PROBLEM DESCRIPTION:
Beginning at the line containing "Serialize everything readable" and continuing to the end of the records below, give each line again exactly as it stands, and only those lines.

PROVIDED MATERIAL:
<<<<

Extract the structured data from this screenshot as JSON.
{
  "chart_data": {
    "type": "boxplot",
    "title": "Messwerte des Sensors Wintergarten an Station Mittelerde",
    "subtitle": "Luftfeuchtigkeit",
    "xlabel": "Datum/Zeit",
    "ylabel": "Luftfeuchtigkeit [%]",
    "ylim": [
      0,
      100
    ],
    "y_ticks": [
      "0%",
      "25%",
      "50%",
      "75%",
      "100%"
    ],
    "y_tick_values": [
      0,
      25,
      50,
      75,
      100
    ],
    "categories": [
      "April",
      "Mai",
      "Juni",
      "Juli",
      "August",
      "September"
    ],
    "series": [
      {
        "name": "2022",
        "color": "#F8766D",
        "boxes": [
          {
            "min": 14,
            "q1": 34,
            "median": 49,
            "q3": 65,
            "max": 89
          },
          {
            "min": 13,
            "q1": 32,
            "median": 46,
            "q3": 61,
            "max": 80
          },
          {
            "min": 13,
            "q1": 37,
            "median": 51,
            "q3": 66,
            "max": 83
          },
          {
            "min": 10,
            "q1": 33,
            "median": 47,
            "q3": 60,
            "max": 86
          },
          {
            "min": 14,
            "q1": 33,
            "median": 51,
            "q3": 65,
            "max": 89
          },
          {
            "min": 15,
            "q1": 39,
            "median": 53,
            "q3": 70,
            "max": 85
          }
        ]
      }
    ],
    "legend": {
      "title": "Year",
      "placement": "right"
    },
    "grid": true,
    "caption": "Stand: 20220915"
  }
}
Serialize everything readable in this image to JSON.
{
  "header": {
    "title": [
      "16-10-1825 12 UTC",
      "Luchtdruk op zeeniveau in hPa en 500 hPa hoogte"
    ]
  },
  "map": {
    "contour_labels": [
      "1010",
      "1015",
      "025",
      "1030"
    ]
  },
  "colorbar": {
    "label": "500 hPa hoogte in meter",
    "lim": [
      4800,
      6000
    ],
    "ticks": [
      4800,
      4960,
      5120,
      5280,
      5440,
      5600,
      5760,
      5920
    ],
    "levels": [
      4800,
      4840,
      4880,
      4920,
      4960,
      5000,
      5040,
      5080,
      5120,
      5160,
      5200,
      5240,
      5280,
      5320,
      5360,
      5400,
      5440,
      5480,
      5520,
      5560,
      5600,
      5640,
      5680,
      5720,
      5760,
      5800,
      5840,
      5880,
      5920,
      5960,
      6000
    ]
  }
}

>>>>

OUTPUT BELOW:
Serialize everything readable in this image to JSON.
{
  "header": {
    "title": [
      "16-10-1825 12 UTC",
      "Luchtdruk op zeeniveau in hPa en 500 hPa hoogte"
    ]
  },
  "map": {
    "contour_labels": [
      "1010",
      "1015",
      "025",
      "1030"
    ]
  },
  "colorbar": {
    "label": "500 hPa hoogte in meter",
    "lim": [
      4800,
      6000
    ],
    "ticks": [
      4800,
      4960,
      5120,
      5280,
      5440,
      5600,
      5760,
      5920
    ],
    "levels": [
      4800,
      4840,
      4880,
      4920,
      4960,
      5000,
      5040,
      5080,
      5120,
      5160,
      5200,
      5240,
      5280,
      5320,
      5360,
      5400,
      5440,
      5480,
      5520,
      5560,
      5600,
      5640,
      5680,
      5720,
      5760,
      5800,
      5840,
      5880,
      5920,
      5960,
      6000
    ]
  }
}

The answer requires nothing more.